SHORT TASK:
Leave the pictures out, and retype all of the material exactly as written.
----------------------------------------
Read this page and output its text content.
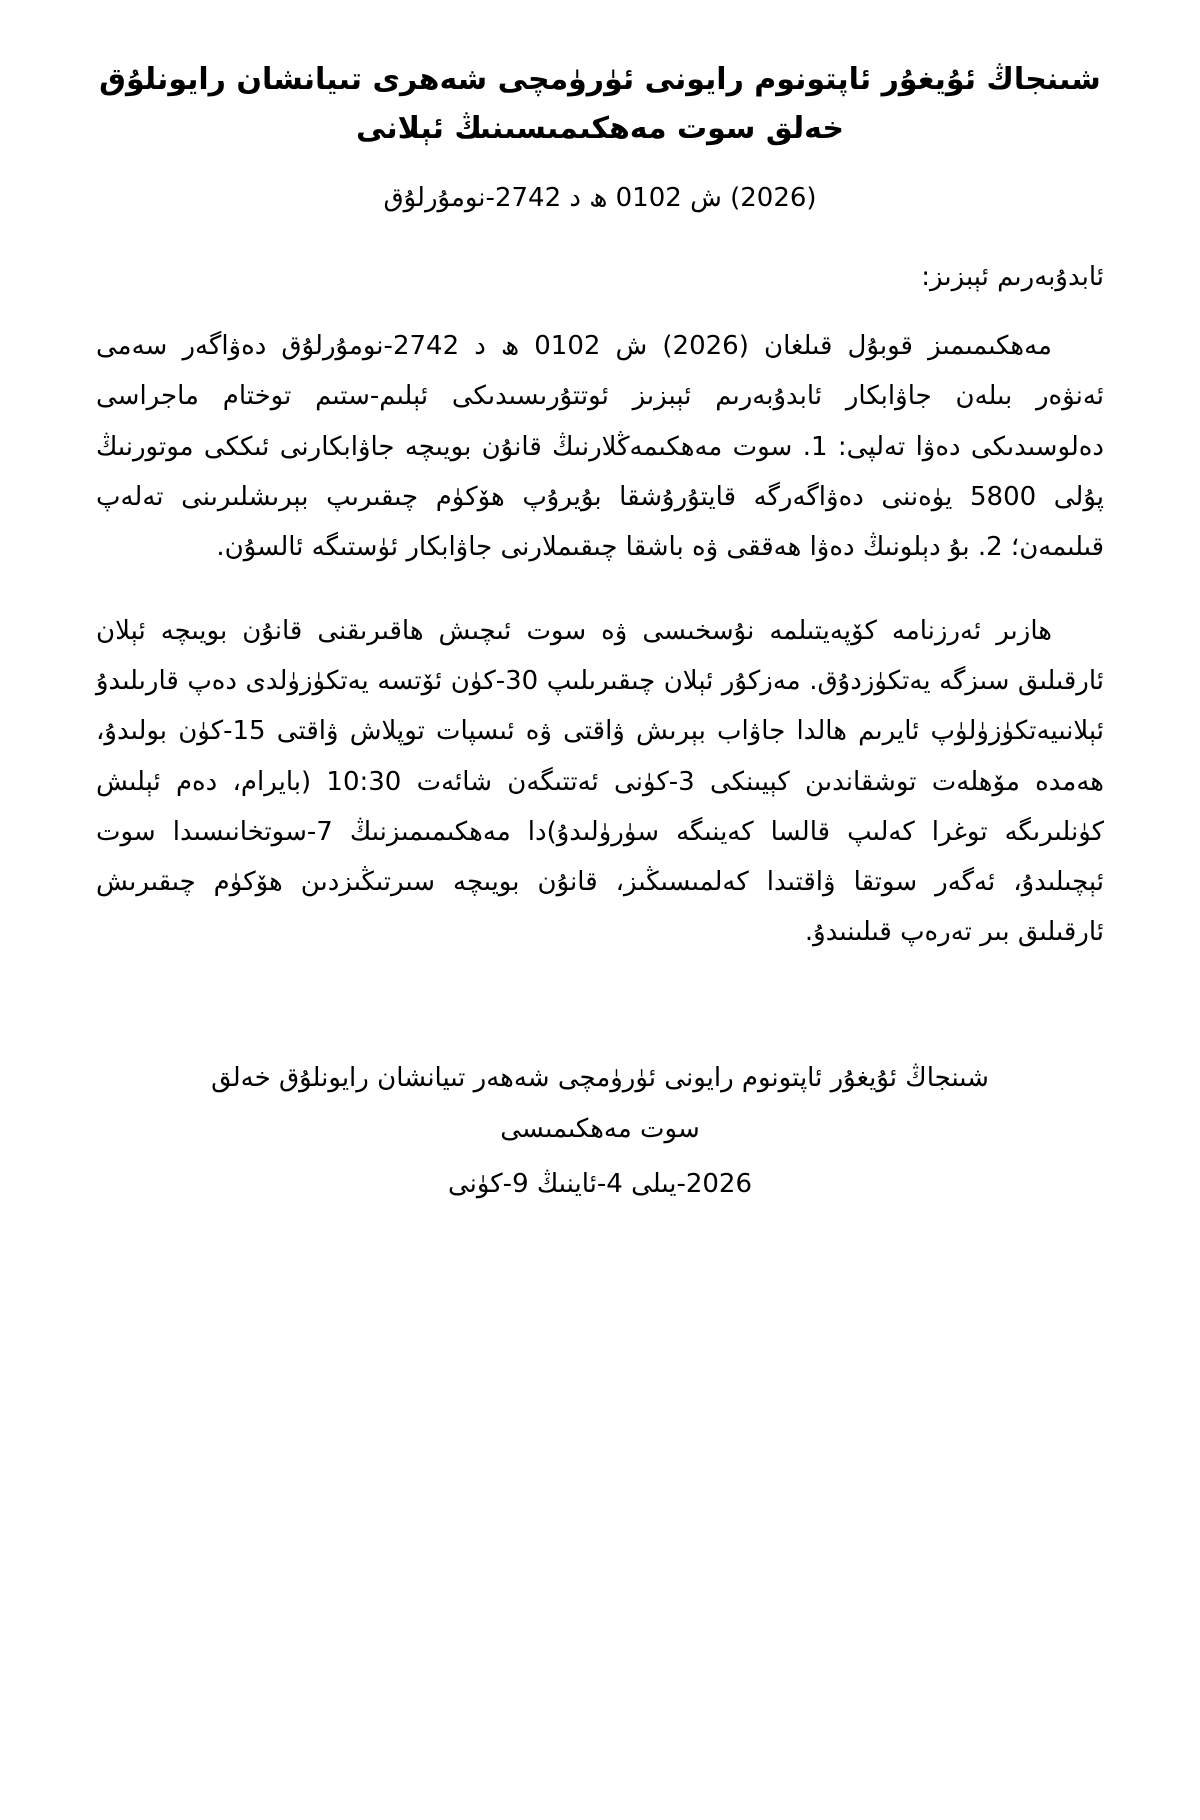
شىنجاڭ ئۇيغۇر ئاپتونوم رايونى ئۈرۈمچى شەھرى تىيانشان رايونلۇق خەلق سوت مەھكىمىسىنىڭ ئېلانى
(2026) ش 0102 ھ د 2742-نومۇرلۇق
ئابدۇبەرىم ئېبزىز:

مەھكىمىمىز قوبۇل قىلغان (2026) ش 0102 ھ د 2742-نومۇرلۇق دەۋاگەر سەمى ئەنۋەر بىلەن جاۋابكار ئابدۇبەرىم ئېبزىز ئوتتۇرىسىدىكى ئېلىم-ستىم توختام ماجراسى دەلوسىدىكى دەۋا تەلپى: 1. سوت مەھكىمەڭلارنىڭ قانۇن بويىچە جاۋابكارنى ئىككى موتورنىڭ پۇلى 5800 يۈەننى دەۋاگەرگە قايتۇرۇشقا بۇيرۇپ ھۆكۈم چىقىرىپ بېرىشلىرىنى تەلەپ قىلىمەن؛ 2. بۇ دېلونىڭ دەۋا ھەققى ۋە باشقا چىقىملارنى جاۋابكار ئۈستىگە ئالسۇن.

ھازىر ئەرزنامە كۆپەيتىلمە نۇسخىسى ۋە سوت ئىچىش ھاقىرىقنى قانۇن بويىچە ئېلان ئارقىلىق سىزگە يەتكۈزدۇق. مەزكۇر ئېلان چىقىرىلىپ 30-كۈن ئۆتسە يەتكۈزۈلدى دەپ قارىلىدۇ ئېلانىيەتكۈزۈلۈپ ئايرىم ھالدا جاۋاب بېرىش ۋاقتى ۋە ئىسپات توپلاش ۋاقتى 15-كۈن بولىدۇ، ھەمدە مۆھلەت توشقاندىن كېيىنكى 3-كۈنى ئەتتىگەن شائەت 10:30 (بايرام، دەم ئېلىش كۈنلىرىگە توغرا كەلىپ قالسا كەينىگە سۈرۈلىدۇ)دا مەھكىمىمىزنىڭ 7-سوتخانىسىدا سوت ئېچىلىدۇ، ئەگەر سوتقا ۋاقتىدا كەلمىسىڭىز، قانۇن بويىچە سىرتىڭىزدىن ھۆكۈم چىقىرىش ئارقىلىق بىر تەرەپ قىلىنىدۇ.

شىنجاڭ ئۇيغۇر ئاپتونوم رايونى ئۈرۈمچى شەھەر تىيانشان رايونلۇق خەلق
سوت مەھكىمىسى
2026-يىلى 4-ئاينىڭ 9-كۈنى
----------------------------------------
CORRECT ANSWER:
Read this page and output its text content.
شىنجاڭ ئۇيغۇر ئاپتونوم رايونى ئۈرۈمچى شەھرى تىيانشان رايونلۇق خەلق سوت مەھكىمىسىنىڭ ئېلانى
(2026) ش 0102 ھ د 2742-نومۇرلۇق
ئابدۇبەرىم ئېبزىز:

مەھكىمىمىز قوبۇل قىلغان (2026) ش 0102 ھ د 2742-نومۇرلۇق دەۋاگەر سەمى ئەنۋەر بىلەن جاۋابكار ئابدۇبەرىم ئېبزىز ئوتتۇرىسىدىكى ئېلىم-ستىم توختام ماجراسى دەلوسىدىكى دەۋا تەلپى: 1. سوت مەھكىمەڭلارنىڭ قانۇن بويىچە جاۋابكارنى ئىككى موتورنىڭ پۇلى 5800 يۈەننى دەۋاگەرگە قايتۇرۇشقا بۇيرۇپ ھۆكۈم چىقىرىپ بېرىشلىرىنى تەلەپ قىلىمەن؛ 2. بۇ دېلونىڭ دەۋا ھەققى ۋە باشقا چىقىملارنى جاۋابكار ئۈستىگە ئالسۇن.

ھازىر ئەرزنامە كۆپەيتىلمە نۇسخىسى ۋە سوت ئىچىش ھاقىرىقنى قانۇن بويىچە ئېلان ئارقىلىق سىزگە يەتكۈزدۇق. مەزكۇر ئېلان چىقىرىلىپ 30-كۈن ئۆتسە يەتكۈزۈلدى دەپ قارىلىدۇ ئېلانىيەتكۈزۈلۈپ ئايرىم ھالدا جاۋاب بېرىش ۋاقتى ۋە ئىسپات توپلاش ۋاقتى 15-كۈن بولىدۇ، ھەمدە مۆھلەت توشقاندىن كېيىنكى 3-كۈنى ئەتتىگەن شائەت 10:30 (بايرام، دەم ئېلىش كۈنلىرىگە توغرا كەلىپ قالسا كەينىگە سۈرۈلىدۇ)دا مەھكىمىمىزنىڭ 7-سوتخانىسىدا سوت ئېچىلىدۇ، ئەگەر سوتقا ۋاقتىدا كەلمىسىڭىز، قانۇن بويىچە سىرتىڭىزدىن ھۆكۈم چىقىرىش ئارقىلىق بىر تەرەپ قىلىنىدۇ.

شىنجاڭ ئۇيغۇر ئاپتونوم رايونى ئۈرۈمچى شەھەر تىيانشان رايونلۇق خەلق
سوت مەھكىمىسى
2026-يىلى 4-ئاينىڭ 9-كۈنى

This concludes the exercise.